***** DATASET RECORDS

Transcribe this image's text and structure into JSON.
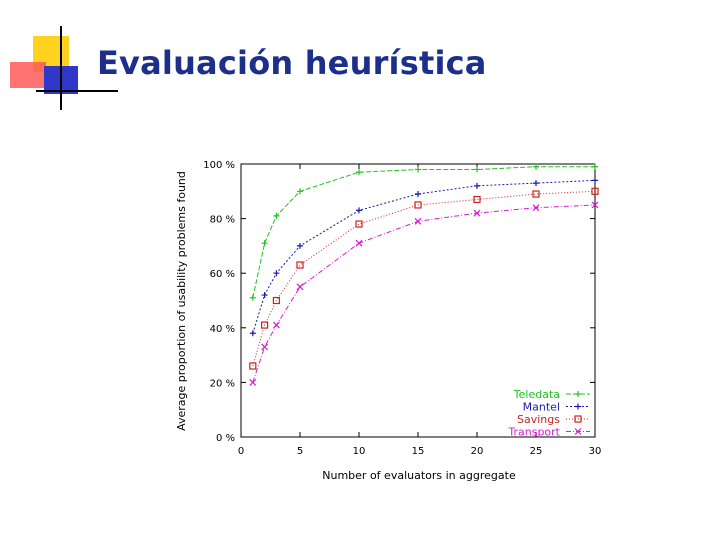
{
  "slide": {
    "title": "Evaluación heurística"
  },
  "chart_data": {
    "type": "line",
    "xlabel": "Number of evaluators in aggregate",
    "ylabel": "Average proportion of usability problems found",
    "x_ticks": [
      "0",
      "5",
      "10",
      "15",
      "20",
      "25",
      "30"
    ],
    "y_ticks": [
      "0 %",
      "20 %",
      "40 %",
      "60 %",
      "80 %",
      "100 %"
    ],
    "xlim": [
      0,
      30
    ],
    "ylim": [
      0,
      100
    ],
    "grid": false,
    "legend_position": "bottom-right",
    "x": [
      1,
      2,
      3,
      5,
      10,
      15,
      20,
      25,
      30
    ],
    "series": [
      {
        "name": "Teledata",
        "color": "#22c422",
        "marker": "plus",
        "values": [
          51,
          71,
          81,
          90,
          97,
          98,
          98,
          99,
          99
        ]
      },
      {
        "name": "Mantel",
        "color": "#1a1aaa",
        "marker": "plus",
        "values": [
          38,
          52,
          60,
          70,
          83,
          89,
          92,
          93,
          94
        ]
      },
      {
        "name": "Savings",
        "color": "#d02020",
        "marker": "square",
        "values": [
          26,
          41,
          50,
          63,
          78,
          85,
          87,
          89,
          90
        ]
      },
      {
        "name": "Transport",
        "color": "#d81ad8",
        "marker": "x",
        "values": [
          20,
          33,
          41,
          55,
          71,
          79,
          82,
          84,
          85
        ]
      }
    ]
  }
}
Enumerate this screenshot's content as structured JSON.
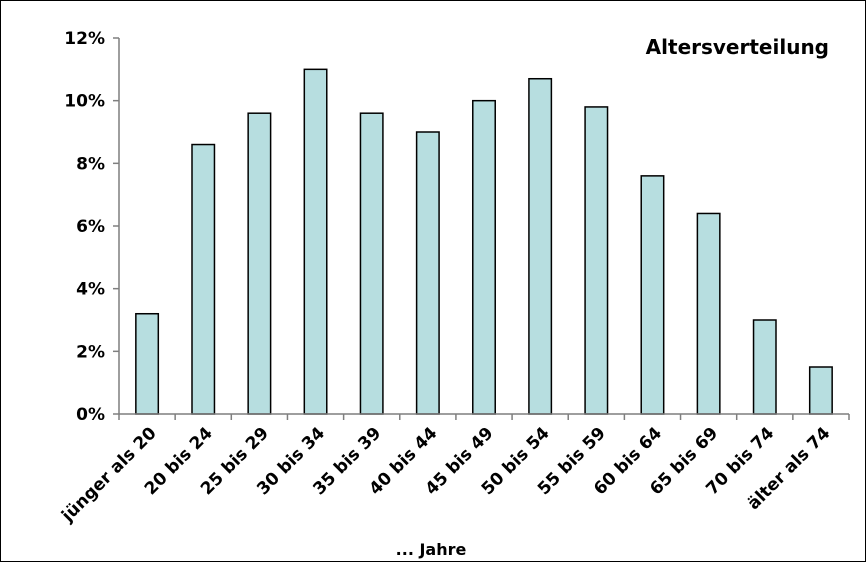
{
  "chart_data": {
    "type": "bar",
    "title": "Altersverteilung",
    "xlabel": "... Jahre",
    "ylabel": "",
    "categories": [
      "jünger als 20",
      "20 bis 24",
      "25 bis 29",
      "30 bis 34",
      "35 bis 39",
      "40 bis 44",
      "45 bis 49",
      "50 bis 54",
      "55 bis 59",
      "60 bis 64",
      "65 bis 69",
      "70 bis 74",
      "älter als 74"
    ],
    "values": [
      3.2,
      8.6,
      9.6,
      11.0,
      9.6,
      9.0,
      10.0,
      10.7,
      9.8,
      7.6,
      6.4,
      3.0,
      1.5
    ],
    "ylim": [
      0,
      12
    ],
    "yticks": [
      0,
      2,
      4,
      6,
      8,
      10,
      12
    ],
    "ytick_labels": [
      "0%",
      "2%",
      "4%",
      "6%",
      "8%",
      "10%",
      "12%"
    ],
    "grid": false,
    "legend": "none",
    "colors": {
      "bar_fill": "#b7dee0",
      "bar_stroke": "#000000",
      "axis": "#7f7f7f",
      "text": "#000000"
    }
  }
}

**********

### EXERCISE BRIEF
All of the records need repeating exactly, except for the pictures.

### OUTPUT BELOW
Transcribe this image's text and structure into JSON.
{
  "slide": {
    "title": "Evaluación heurística"
  },
  "chart_data": {
    "type": "line",
    "xlabel": "Number of evaluators in aggregate",
    "ylabel": "Average proportion of usability problems found",
    "x_ticks": [
      "0",
      "5",
      "10",
      "15",
      "20",
      "25",
      "30"
    ],
    "y_ticks": [
      "0 %",
      "20 %",
      "40 %",
      "60 %",
      "80 %",
      "100 %"
    ],
    "xlim": [
      0,
      30
    ],
    "ylim": [
      0,
      100
    ],
    "grid": false,
    "legend_position": "bottom-right",
    "x": [
      1,
      2,
      3,
      5,
      10,
      15,
      20,
      25,
      30
    ],
    "series": [
      {
        "name": "Teledata",
        "color": "#22c422",
        "marker": "plus",
        "values": [
          51,
          71,
          81,
          90,
          97,
          98,
          98,
          99,
          99
        ]
      },
      {
        "name": "Mantel",
        "color": "#1a1aaa",
        "marker": "plus",
        "values": [
          38,
          52,
          60,
          70,
          83,
          89,
          92,
          93,
          94
        ]
      },
      {
        "name": "Savings",
        "color": "#d02020",
        "marker": "square",
        "values": [
          26,
          41,
          50,
          63,
          78,
          85,
          87,
          89,
          90
        ]
      },
      {
        "name": "Transport",
        "color": "#d81ad8",
        "marker": "x",
        "values": [
          20,
          33,
          41,
          55,
          71,
          79,
          82,
          84,
          85
        ]
      }
    ]
  }
}
Enumerate this screenshot's content as structured JSON.
{
  "chart_data": {
    "type": "bar",
    "title": "Altersverteilung",
    "xlabel": "... Jahre",
    "ylabel": "",
    "categories": [
      "jünger als 20",
      "20 bis 24",
      "25 bis 29",
      "30 bis 34",
      "35 bis 39",
      "40 bis 44",
      "45 bis 49",
      "50 bis 54",
      "55 bis 59",
      "60 bis 64",
      "65 bis 69",
      "70 bis 74",
      "älter als 74"
    ],
    "values": [
      3.2,
      8.6,
      9.6,
      11.0,
      9.6,
      9.0,
      10.0,
      10.7,
      9.8,
      7.6,
      6.4,
      3.0,
      1.5
    ],
    "ylim": [
      0,
      12
    ],
    "yticks": [
      0,
      2,
      4,
      6,
      8,
      10,
      12
    ],
    "ytick_labels": [
      "0%",
      "2%",
      "4%",
      "6%",
      "8%",
      "10%",
      "12%"
    ],
    "grid": false,
    "legend": "none",
    "colors": {
      "bar_fill": "#b7dee0",
      "bar_stroke": "#000000",
      "axis": "#7f7f7f",
      "text": "#000000"
    }
  }
}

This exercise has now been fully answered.